*WRITTEN TASK 1*. Set down, word for word, the part of the passage on group work that begins at the words "Group work is" and stops after the words "the group's success.".

*PAGE*.
┄┄┄┄┄┄┄┄┄┄

Group work is a way of getting students to work together to solve a problem or learn new information. By using group work, educators teach students how to learn from one another's ideas. Since scientists do not work in isolation, using group work in a structured way can teach students skills in collaboration and accountability, similar to skills scientists must have.**Cooperative Learning**- Cooperative Learning involves structuring classes around small groups that work together so that each group member's success is dependent on the group's success.

**Jigsaws**- In a jigsaw, teams of students prepare separate but related assignments. Teams regroup and peers then teach each other about their prepared portion of the learning.

**Gallery Walks**- In a Gallery Walk, questions are posted at stations around the room. Teams of students rotate around the classroom, composing answers to questions while reflecting upon the answers given by other groups.

### Innovative Methods for Application and Analysis

Students ability to respond to higher order questioning demonstrates the degree to which they understand a particular topic. In the following methods, students are required to justify answers, apply information, or analyze ideas. These methods are very useful for eliciting student's understanding of what they have been taught and also for identifying any remaining misconceptions students may hold.

┄┄┄┄┄┄┄┄┄┄

*WRITTEN TASK 2*. From the rows below, extract verbatim the lines that begin at the line that has "List 89 of the" and stop after the line that has "y-tick-label: 6 xyxy=(37,237,48,258)", including both of those lines.

(Annotated region listings)

┄┄┄┄┄┄┄┄┄┄

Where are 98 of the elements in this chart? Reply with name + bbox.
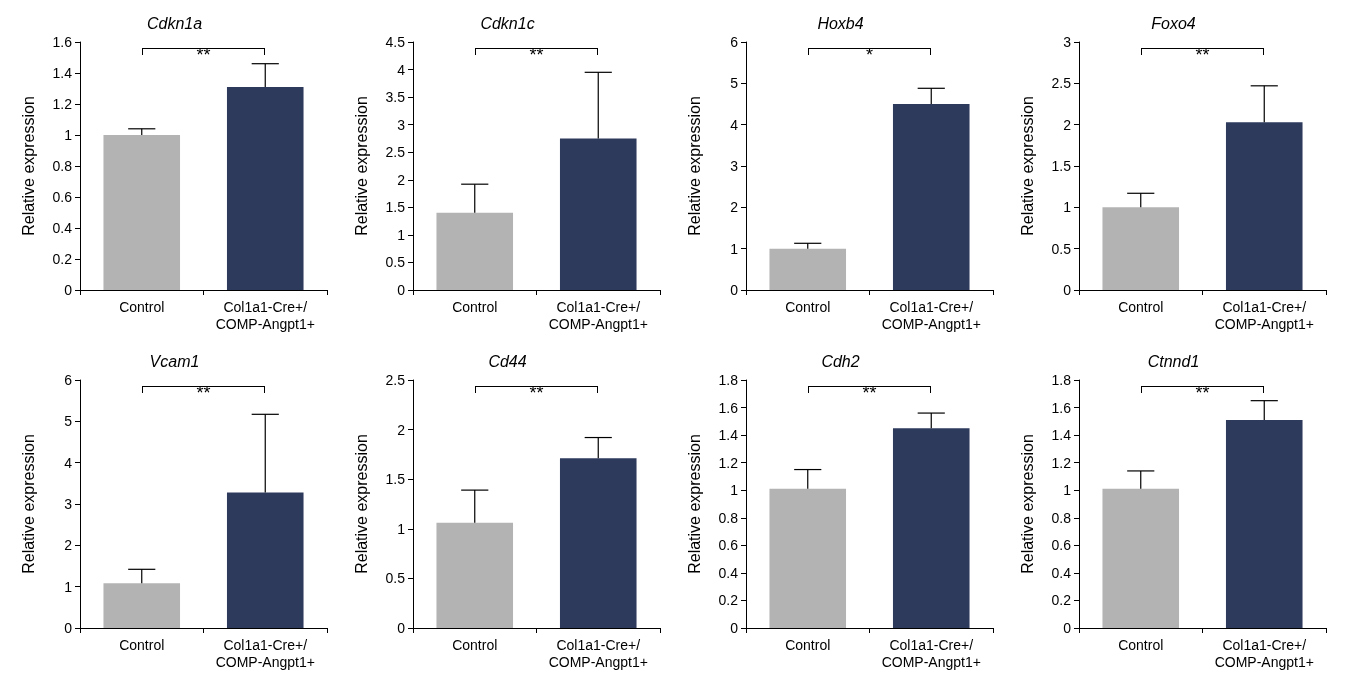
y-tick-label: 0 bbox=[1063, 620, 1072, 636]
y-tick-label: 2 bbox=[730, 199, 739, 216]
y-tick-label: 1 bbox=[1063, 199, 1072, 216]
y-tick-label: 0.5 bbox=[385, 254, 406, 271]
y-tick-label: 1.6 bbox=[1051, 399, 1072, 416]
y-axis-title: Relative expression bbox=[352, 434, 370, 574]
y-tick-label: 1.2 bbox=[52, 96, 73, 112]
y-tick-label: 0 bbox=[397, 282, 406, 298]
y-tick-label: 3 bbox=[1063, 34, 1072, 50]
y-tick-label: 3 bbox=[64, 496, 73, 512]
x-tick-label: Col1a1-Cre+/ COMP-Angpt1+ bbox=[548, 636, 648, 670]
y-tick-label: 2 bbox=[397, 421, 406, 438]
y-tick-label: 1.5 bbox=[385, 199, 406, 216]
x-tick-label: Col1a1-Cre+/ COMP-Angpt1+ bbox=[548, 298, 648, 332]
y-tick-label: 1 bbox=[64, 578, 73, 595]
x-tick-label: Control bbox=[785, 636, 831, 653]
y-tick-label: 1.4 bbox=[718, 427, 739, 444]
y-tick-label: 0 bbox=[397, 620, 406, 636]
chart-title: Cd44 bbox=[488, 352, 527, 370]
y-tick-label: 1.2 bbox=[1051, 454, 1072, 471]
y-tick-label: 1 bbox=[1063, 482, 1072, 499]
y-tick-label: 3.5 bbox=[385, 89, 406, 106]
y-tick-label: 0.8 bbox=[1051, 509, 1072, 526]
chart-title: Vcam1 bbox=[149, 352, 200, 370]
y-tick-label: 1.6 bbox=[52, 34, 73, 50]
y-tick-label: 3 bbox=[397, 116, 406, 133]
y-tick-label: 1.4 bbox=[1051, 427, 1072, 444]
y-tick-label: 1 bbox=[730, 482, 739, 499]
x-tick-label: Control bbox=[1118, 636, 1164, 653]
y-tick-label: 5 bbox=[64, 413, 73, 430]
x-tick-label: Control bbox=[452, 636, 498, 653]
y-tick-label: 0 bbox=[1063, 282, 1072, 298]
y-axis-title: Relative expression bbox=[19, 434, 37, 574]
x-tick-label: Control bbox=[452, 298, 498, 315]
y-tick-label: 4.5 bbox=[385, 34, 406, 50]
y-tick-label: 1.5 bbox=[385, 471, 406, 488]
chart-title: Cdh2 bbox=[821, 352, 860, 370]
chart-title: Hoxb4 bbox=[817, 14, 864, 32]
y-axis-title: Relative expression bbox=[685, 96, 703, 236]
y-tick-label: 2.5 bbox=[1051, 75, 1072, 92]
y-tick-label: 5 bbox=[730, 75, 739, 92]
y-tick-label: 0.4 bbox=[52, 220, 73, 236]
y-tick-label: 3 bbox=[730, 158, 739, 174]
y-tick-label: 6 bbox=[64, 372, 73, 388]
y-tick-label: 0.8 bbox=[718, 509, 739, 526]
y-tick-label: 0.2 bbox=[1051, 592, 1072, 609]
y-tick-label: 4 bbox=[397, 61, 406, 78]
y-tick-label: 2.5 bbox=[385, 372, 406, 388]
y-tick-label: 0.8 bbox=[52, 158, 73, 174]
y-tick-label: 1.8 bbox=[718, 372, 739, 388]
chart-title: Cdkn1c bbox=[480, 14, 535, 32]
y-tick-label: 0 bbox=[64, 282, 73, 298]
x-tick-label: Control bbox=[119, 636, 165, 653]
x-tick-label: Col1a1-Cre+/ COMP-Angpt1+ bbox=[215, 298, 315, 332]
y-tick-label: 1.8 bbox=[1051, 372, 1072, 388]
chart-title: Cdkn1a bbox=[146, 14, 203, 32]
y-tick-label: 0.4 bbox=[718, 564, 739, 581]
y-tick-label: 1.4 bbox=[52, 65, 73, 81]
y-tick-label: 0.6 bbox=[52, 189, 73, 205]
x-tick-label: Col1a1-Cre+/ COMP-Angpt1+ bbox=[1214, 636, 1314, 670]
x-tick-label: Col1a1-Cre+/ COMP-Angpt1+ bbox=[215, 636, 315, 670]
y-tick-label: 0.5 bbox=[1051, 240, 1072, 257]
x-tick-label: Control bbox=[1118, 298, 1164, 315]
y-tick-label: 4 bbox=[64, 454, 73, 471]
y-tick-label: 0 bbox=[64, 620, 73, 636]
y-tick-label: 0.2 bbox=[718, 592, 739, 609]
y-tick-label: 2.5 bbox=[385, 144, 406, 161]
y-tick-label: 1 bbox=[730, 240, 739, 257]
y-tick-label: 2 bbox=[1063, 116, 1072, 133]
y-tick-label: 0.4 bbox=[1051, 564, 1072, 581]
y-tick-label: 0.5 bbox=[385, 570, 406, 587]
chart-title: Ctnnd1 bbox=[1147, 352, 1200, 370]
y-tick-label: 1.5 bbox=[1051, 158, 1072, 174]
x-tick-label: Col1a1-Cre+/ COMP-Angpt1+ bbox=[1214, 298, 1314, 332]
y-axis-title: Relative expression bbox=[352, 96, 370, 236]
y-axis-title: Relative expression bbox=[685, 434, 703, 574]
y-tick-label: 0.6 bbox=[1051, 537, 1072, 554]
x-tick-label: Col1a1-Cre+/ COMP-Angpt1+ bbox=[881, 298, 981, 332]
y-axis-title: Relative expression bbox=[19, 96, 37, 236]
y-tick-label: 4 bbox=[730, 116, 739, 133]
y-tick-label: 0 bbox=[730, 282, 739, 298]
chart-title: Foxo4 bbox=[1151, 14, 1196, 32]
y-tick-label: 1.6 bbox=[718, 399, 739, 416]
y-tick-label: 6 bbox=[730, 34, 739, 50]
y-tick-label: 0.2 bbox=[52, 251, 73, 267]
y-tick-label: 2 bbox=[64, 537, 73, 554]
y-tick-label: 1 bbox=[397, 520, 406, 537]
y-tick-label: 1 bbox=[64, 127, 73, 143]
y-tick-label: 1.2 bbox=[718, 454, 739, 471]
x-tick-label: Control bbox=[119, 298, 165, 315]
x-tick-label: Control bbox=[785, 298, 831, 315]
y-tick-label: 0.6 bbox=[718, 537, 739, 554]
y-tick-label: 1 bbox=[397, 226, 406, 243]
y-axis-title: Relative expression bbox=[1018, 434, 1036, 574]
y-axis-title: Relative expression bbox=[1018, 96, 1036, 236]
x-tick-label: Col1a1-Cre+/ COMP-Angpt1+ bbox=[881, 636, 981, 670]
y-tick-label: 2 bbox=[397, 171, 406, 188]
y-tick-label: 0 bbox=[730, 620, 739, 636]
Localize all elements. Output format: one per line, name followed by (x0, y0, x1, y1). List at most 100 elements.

┄┄┄┄┄┄┄┄┄┄

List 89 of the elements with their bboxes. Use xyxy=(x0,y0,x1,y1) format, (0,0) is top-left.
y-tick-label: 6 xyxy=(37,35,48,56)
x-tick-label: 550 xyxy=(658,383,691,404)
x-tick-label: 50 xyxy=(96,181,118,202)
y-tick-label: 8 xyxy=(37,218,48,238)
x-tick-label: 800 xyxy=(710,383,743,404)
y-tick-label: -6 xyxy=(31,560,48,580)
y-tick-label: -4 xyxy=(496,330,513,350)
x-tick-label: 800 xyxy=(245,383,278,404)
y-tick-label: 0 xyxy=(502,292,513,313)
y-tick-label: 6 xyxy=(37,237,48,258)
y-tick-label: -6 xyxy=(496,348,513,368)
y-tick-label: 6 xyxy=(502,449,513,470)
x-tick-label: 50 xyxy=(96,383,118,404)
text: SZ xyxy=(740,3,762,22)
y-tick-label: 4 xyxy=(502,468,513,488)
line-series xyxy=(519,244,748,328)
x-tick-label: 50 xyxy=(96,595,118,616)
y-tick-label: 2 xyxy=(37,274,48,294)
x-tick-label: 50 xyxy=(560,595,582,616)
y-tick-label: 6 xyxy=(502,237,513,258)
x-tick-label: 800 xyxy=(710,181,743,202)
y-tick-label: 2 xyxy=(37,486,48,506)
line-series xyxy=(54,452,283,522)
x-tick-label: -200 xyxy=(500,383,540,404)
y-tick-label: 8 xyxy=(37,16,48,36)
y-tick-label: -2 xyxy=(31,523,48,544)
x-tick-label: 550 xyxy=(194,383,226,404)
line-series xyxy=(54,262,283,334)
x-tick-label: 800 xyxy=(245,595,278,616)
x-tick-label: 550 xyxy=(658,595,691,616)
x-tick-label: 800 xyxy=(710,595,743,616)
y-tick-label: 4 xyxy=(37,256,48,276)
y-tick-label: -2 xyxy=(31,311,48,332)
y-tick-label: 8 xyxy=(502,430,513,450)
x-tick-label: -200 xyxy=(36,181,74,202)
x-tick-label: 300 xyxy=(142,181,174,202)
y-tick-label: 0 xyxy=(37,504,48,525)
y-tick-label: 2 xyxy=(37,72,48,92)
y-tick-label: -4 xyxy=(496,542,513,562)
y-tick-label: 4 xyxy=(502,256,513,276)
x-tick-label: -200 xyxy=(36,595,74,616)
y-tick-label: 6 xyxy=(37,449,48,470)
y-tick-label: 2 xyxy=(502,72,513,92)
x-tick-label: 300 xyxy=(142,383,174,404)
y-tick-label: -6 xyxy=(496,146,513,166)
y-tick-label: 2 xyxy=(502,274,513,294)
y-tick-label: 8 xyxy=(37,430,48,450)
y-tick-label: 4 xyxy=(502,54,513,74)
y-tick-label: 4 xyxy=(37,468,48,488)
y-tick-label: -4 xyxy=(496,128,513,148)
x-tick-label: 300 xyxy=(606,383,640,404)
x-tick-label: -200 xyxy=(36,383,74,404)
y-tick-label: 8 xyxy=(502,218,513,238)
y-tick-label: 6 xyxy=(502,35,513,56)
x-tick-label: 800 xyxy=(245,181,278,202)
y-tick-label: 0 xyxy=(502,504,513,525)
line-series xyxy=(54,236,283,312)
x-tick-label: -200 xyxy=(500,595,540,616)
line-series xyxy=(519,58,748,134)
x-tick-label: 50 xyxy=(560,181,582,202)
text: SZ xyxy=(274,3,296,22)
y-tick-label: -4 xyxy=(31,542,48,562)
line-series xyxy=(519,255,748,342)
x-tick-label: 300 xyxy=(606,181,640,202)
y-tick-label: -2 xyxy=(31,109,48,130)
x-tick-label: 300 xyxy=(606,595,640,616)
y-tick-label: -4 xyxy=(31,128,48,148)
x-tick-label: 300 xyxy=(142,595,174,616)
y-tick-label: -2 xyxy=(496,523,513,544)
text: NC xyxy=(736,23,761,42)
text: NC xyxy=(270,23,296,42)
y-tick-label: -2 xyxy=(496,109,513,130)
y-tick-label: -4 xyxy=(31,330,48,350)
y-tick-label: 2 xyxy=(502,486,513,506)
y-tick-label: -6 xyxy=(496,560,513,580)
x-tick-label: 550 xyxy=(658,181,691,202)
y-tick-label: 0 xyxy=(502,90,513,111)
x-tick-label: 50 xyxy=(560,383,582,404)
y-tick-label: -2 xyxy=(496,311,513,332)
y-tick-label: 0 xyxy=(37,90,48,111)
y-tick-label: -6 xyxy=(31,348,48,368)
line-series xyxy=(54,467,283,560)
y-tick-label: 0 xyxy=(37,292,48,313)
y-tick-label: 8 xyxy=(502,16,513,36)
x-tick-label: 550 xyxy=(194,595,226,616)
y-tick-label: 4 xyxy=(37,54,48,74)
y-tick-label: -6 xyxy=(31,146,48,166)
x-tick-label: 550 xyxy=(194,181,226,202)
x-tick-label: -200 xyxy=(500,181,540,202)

┄┄┄┄┄┄┄┄┄┄

*CORRECT OUTPUT 1*.
Group work is a way of getting students to work together to solve a problem or learn new information. By using group work, educators teach students how to learn from one another's ideas. Since scientists do not work in isolation, using group work in a structured way can teach students skills in collaboration and accountability, similar to skills scientists must have.**Cooperative Learning**- Cooperative Learning involves structuring classes around small groups that work together so that each group member's success is dependent on the group's success.

*CORRECT OUTPUT 2*.
List 89 of the elements with their bboxes. Use xyxy=(x0,y0,x1,y1) format, (0,0) is top-left.
y-tick-label: 6 xyxy=(37,35,48,56)
x-tick-label: 550 xyxy=(658,383,691,404)
x-tick-label: 50 xyxy=(96,181,118,202)
y-tick-label: 8 xyxy=(37,218,48,238)
x-tick-label: 800 xyxy=(710,383,743,404)
y-tick-label: -6 xyxy=(31,560,48,580)
y-tick-label: -4 xyxy=(496,330,513,350)
x-tick-label: 800 xyxy=(245,383,278,404)
y-tick-label: 0 xyxy=(502,292,513,313)
y-tick-label: 6 xyxy=(37,237,48,258)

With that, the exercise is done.